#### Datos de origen

....

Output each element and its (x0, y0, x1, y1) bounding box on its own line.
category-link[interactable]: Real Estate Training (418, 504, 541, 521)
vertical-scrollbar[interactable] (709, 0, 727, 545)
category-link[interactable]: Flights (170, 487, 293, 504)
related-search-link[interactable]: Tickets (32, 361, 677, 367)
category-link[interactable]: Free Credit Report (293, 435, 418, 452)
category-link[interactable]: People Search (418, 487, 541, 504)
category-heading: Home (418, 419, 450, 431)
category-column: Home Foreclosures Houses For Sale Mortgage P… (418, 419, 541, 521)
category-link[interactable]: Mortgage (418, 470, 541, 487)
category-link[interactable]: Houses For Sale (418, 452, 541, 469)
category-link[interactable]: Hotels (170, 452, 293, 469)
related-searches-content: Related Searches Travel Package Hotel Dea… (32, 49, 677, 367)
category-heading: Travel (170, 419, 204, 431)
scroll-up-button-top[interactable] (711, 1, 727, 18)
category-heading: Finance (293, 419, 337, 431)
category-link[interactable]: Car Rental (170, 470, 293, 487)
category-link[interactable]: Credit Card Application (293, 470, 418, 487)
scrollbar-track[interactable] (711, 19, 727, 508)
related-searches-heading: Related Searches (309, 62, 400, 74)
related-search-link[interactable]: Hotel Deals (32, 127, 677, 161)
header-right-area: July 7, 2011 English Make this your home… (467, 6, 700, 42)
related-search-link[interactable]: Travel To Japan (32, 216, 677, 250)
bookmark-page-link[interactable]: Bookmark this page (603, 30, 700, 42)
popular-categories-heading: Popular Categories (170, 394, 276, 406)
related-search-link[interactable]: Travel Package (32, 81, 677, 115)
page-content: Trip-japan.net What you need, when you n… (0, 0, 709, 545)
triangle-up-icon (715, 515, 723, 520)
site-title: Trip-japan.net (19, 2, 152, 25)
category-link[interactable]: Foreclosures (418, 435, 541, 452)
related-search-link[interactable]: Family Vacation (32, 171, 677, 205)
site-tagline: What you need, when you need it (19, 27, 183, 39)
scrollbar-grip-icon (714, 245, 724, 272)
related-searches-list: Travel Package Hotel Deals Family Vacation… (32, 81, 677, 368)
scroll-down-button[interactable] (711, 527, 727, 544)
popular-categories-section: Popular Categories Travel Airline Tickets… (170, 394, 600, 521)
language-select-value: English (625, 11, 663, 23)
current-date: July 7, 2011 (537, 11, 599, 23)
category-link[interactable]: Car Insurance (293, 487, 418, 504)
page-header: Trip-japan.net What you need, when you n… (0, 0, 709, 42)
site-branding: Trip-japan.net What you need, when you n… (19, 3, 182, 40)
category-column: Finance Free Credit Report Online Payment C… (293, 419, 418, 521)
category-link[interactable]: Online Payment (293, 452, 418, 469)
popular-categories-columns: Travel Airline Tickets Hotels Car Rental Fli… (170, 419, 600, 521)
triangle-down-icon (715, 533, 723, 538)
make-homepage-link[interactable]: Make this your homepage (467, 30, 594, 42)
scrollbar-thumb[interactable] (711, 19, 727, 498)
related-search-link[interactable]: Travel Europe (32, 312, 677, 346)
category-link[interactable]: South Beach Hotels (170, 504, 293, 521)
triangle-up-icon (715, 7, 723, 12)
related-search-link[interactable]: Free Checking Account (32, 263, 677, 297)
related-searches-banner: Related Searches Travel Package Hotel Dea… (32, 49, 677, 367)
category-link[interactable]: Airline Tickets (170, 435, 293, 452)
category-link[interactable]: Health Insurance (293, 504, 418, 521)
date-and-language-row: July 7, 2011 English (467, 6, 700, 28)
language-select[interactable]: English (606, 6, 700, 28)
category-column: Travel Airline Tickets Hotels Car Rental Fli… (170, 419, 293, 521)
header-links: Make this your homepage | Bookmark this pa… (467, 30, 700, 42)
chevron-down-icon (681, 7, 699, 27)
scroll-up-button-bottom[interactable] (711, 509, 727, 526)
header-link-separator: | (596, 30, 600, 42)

....

Extrae de los registros las líneas que van desde el comienzo hasta la línea que contiene "category-link[interactable]: Mortgage (418, 470, 541, 487)", incluida esta, y repítelas sin ningún cambio.

#### RESULTADO
Output each element and its (x0, y0, x1, y1) bounding box on its own line.
category-link[interactable]: Real Estate Training (418, 504, 541, 521)
vertical-scrollbar[interactable] (709, 0, 727, 545)
category-link[interactable]: Flights (170, 487, 293, 504)
related-search-link[interactable]: Tickets (32, 361, 677, 367)
category-link[interactable]: Free Credit Report (293, 435, 418, 452)
category-link[interactable]: People Search (418, 487, 541, 504)
category-heading: Home (418, 419, 450, 431)
category-column: Home Foreclosures Houses For Sale Mortgage P… (418, 419, 541, 521)
category-link[interactable]: Mortgage (418, 470, 541, 487)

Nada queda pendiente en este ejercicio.